DATA TO USE:
◇ ◇ ◇ ◇ ◇

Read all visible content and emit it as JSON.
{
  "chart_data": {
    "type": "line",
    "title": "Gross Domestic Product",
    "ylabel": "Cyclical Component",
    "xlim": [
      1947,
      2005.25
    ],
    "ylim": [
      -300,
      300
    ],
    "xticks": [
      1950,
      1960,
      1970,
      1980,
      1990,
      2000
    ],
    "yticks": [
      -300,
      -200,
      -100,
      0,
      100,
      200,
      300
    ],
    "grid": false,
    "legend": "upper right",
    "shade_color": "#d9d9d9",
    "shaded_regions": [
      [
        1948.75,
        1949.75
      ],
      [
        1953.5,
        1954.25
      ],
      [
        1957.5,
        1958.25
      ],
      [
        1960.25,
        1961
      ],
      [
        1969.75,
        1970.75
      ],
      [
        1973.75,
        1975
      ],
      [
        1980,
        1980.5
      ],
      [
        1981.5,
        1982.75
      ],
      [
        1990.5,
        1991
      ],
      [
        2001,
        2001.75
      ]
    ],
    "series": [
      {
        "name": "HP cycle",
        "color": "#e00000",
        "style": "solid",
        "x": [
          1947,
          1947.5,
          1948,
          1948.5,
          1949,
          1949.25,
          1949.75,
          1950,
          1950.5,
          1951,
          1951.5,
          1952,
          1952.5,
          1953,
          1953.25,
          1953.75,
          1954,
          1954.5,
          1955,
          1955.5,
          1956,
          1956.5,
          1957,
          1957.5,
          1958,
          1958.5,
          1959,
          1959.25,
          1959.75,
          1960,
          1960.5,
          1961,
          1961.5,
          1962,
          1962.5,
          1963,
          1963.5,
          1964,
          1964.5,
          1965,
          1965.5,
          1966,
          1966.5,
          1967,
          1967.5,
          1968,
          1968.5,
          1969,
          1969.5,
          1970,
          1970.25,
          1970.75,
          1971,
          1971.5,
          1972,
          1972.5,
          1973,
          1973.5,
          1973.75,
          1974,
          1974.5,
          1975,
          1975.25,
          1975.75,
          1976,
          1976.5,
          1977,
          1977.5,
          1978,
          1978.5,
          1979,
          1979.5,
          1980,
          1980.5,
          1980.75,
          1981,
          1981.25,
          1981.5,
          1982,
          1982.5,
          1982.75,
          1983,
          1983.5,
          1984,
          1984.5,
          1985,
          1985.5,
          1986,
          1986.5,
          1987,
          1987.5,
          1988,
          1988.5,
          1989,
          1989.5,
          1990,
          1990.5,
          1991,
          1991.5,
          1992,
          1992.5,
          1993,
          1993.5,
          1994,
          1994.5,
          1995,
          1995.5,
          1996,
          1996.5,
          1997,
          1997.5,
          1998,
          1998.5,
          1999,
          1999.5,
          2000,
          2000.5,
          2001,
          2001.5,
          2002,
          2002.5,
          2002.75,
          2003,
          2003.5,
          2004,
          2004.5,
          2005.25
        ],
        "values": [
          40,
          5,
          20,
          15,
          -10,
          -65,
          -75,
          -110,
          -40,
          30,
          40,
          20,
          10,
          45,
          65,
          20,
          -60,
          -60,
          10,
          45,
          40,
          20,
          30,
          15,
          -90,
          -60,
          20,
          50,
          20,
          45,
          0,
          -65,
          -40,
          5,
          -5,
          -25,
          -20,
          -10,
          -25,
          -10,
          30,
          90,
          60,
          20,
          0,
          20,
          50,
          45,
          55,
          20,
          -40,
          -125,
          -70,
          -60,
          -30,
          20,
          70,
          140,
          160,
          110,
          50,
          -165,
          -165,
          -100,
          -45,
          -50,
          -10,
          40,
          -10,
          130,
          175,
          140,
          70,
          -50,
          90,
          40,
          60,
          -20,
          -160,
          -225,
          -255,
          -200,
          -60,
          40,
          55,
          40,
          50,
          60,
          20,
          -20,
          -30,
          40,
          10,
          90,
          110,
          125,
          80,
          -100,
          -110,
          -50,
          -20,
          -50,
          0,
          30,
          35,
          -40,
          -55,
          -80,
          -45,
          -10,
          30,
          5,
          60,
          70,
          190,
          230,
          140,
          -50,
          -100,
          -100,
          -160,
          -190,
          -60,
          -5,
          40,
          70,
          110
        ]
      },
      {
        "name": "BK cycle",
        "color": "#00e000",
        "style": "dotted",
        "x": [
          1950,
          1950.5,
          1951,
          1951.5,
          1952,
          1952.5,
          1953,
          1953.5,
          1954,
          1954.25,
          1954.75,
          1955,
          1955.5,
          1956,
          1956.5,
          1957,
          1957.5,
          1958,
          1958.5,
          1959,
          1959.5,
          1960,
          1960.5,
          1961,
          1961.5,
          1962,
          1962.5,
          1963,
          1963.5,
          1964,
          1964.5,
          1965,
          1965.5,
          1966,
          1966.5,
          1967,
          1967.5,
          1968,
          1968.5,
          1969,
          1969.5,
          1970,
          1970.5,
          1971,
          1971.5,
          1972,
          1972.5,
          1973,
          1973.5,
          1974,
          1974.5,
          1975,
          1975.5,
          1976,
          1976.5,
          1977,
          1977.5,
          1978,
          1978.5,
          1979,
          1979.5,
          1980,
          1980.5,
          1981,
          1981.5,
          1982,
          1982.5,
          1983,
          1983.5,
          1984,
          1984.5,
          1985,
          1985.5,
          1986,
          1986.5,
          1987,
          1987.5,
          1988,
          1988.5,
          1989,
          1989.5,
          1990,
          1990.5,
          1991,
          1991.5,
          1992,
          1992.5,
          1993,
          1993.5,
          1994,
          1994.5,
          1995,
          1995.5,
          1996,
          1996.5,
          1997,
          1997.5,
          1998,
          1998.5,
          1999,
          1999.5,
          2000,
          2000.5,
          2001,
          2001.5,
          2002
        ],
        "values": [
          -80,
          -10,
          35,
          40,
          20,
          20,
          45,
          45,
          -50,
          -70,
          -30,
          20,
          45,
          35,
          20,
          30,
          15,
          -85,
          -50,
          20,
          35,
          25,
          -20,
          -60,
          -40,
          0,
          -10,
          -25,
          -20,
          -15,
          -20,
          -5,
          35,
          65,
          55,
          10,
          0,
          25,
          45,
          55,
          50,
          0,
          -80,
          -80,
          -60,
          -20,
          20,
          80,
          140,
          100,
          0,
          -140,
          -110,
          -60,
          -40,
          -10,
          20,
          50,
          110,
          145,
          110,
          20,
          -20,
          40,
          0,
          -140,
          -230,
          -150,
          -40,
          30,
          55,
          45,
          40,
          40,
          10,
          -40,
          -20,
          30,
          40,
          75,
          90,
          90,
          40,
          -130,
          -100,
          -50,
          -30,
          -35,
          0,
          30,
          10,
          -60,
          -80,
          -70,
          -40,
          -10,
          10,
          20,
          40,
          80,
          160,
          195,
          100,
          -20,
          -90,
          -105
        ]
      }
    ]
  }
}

◇ ◇ ◇ ◇ ◇

DIRECTION: Above are the records; retype every one exactly.

PROBLEM SOLUTION:
Read all visible content and emit it as JSON.
{
  "chart_data": {
    "type": "line",
    "title": "Gross Domestic Product",
    "ylabel": "Cyclical Component",
    "xlim": [
      1947,
      2005.25
    ],
    "ylim": [
      -300,
      300
    ],
    "xticks": [
      1950,
      1960,
      1970,
      1980,
      1990,
      2000
    ],
    "yticks": [
      -300,
      -200,
      -100,
      0,
      100,
      200,
      300
    ],
    "grid": false,
    "legend": "upper right",
    "shade_color": "#d9d9d9",
    "shaded_regions": [
      [
        1948.75,
        1949.75
      ],
      [
        1953.5,
        1954.25
      ],
      [
        1957.5,
        1958.25
      ],
      [
        1960.25,
        1961
      ],
      [
        1969.75,
        1970.75
      ],
      [
        1973.75,
        1975
      ],
      [
        1980,
        1980.5
      ],
      [
        1981.5,
        1982.75
      ],
      [
        1990.5,
        1991
      ],
      [
        2001,
        2001.75
      ]
    ],
    "series": [
      {
        "name": "HP cycle",
        "color": "#e00000",
        "style": "solid",
        "x": [
          1947,
          1947.5,
          1948,
          1948.5,
          1949,
          1949.25,
          1949.75,
          1950,
          1950.5,
          1951,
          1951.5,
          1952,
          1952.5,
          1953,
          1953.25,
          1953.75,
          1954,
          1954.5,
          1955,
          1955.5,
          1956,
          1956.5,
          1957,
          1957.5,
          1958,
          1958.5,
          1959,
          1959.25,
          1959.75,
          1960,
          1960.5,
          1961,
          1961.5,
          1962,
          1962.5,
          1963,
          1963.5,
          1964,
          1964.5,
          1965,
          1965.5,
          1966,
          1966.5,
          1967,
          1967.5,
          1968,
          1968.5,
          1969,
          1969.5,
          1970,
          1970.25,
          1970.75,
          1971,
          1971.5,
          1972,
          1972.5,
          1973,
          1973.5,
          1973.75,
          1974,
          1974.5,
          1975,
          1975.25,
          1975.75,
          1976,
          1976.5,
          1977,
          1977.5,
          1978,
          1978.5,
          1979,
          1979.5,
          1980,
          1980.5,
          1980.75,
          1981,
          1981.25,
          1981.5,
          1982,
          1982.5,
          1982.75,
          1983,
          1983.5,
          1984,
          1984.5,
          1985,
          1985.5,
          1986,
          1986.5,
          1987,
          1987.5,
          1988,
          1988.5,
          1989,
          1989.5,
          1990,
          1990.5,
          1991,
          1991.5,
          1992,
          1992.5,
          1993,
          1993.5,
          1994,
          1994.5,
          1995,
          1995.5,
          1996,
          1996.5,
          1997,
          1997.5,
          1998,
          1998.5,
          1999,
          1999.5,
          2000,
          2000.5,
          2001,
          2001.5,
          2002,
          2002.5,
          2002.75,
          2003,
          2003.5,
          2004,
          2004.5,
          2005.25
        ],
        "values": [
          40,
          5,
          20,
          15,
          -10,
          -65,
          -75,
          -110,
          -40,
          30,
          40,
          20,
          10,
          45,
          65,
          20,
          -60,
          -60,
          10,
          45,
          40,
          20,
          30,
          15,
          -90,
          -60,
          20,
          50,
          20,
          45,
          0,
          -65,
          -40,
          5,
          -5,
          -25,
          -20,
          -10,
          -25,
          -10,
          30,
          90,
          60,
          20,
          0,
          20,
          50,
          45,
          55,
          20,
          -40,
          -125,
          -70,
          -60,
          -30,
          20,
          70,
          140,
          160,
          110,
          50,
          -165,
          -165,
          -100,
          -45,
          -50,
          -10,
          40,
          -10,
          130,
          175,
          140,
          70,
          -50,
          90,
          40,
          60,
          -20,
          -160,
          -225,
          -255,
          -200,
          -60,
          40,
          55,
          40,
          50,
          60,
          20,
          -20,
          -30,
          40,
          10,
          90,
          110,
          125,
          80,
          -100,
          -110,
          -50,
          -20,
          -50,
          0,
          30,
          35,
          -40,
          -55,
          -80,
          -45,
          -10,
          30,
          5,
          60,
          70,
          190,
          230,
          140,
          -50,
          -100,
          -100,
          -160,
          -190,
          -60,
          -5,
          40,
          70,
          110
        ]
      },
      {
        "name": "BK cycle",
        "color": "#00e000",
        "style": "dotted",
        "x": [
          1950,
          1950.5,
          1951,
          1951.5,
          1952,
          1952.5,
          1953,
          1953.5,
          1954,
          1954.25,
          1954.75,
          1955,
          1955.5,
          1956,
          1956.5,
          1957,
          1957.5,
          1958,
          1958.5,
          1959,
          1959.5,
          1960,
          1960.5,
          1961,
          1961.5,
          1962,
          1962.5,
          1963,
          1963.5,
          1964,
          1964.5,
          1965,
          1965.5,
          1966,
          1966.5,
          1967,
          1967.5,
          1968,
          1968.5,
          1969,
          1969.5,
          1970,
          1970.5,
          1971,
          1971.5,
          1972,
          1972.5,
          1973,
          1973.5,
          1974,
          1974.5,
          1975,
          1975.5,
          1976,
          1976.5,
          1977,
          1977.5,
          1978,
          1978.5,
          1979,
          1979.5,
          1980,
          1980.5,
          1981,
          1981.5,
          1982,
          1982.5,
          1983,
          1983.5,
          1984,
          1984.5,
          1985,
          1985.5,
          1986,
          1986.5,
          1987,
          1987.5,
          1988,
          1988.5,
          1989,
          1989.5,
          1990,
          1990.5,
          1991,
          1991.5,
          1992,
          1992.5,
          1993,
          1993.5,
          1994,
          1994.5,
          1995,
          1995.5,
          1996,
          1996.5,
          1997,
          1997.5,
          1998,
          1998.5,
          1999,
          1999.5,
          2000,
          2000.5,
          2001,
          2001.5,
          2002
        ],
        "values": [
          -80,
          -10,
          35,
          40,
          20,
          20,
          45,
          45,
          -50,
          -70,
          -30,
          20,
          45,
          35,
          20,
          30,
          15,
          -85,
          -50,
          20,
          35,
          25,
          -20,
          -60,
          -40,
          0,
          -10,
          -25,
          -20,
          -15,
          -20,
          -5,
          35,
          65,
          55,
          10,
          0,
          25,
          45,
          55,
          50,
          0,
          -80,
          -80,
          -60,
          -20,
          20,
          80,
          140,
          100,
          0,
          -140,
          -110,
          -60,
          -40,
          -10,
          20,
          50,
          110,
          145,
          110,
          20,
          -20,
          40,
          0,
          -140,
          -230,
          -150,
          -40,
          30,
          55,
          45,
          40,
          40,
          10,
          -40,
          -20,
          30,
          40,
          75,
          90,
          90,
          40,
          -130,
          -100,
          -50,
          -30,
          -35,
          0,
          30,
          10,
          -60,
          -80,
          -70,
          -40,
          -10,
          10,
          20,
          40,
          80,
          160,
          195,
          100,
          -20,
          -90,
          -105
        ]
      }
    ]
  }
}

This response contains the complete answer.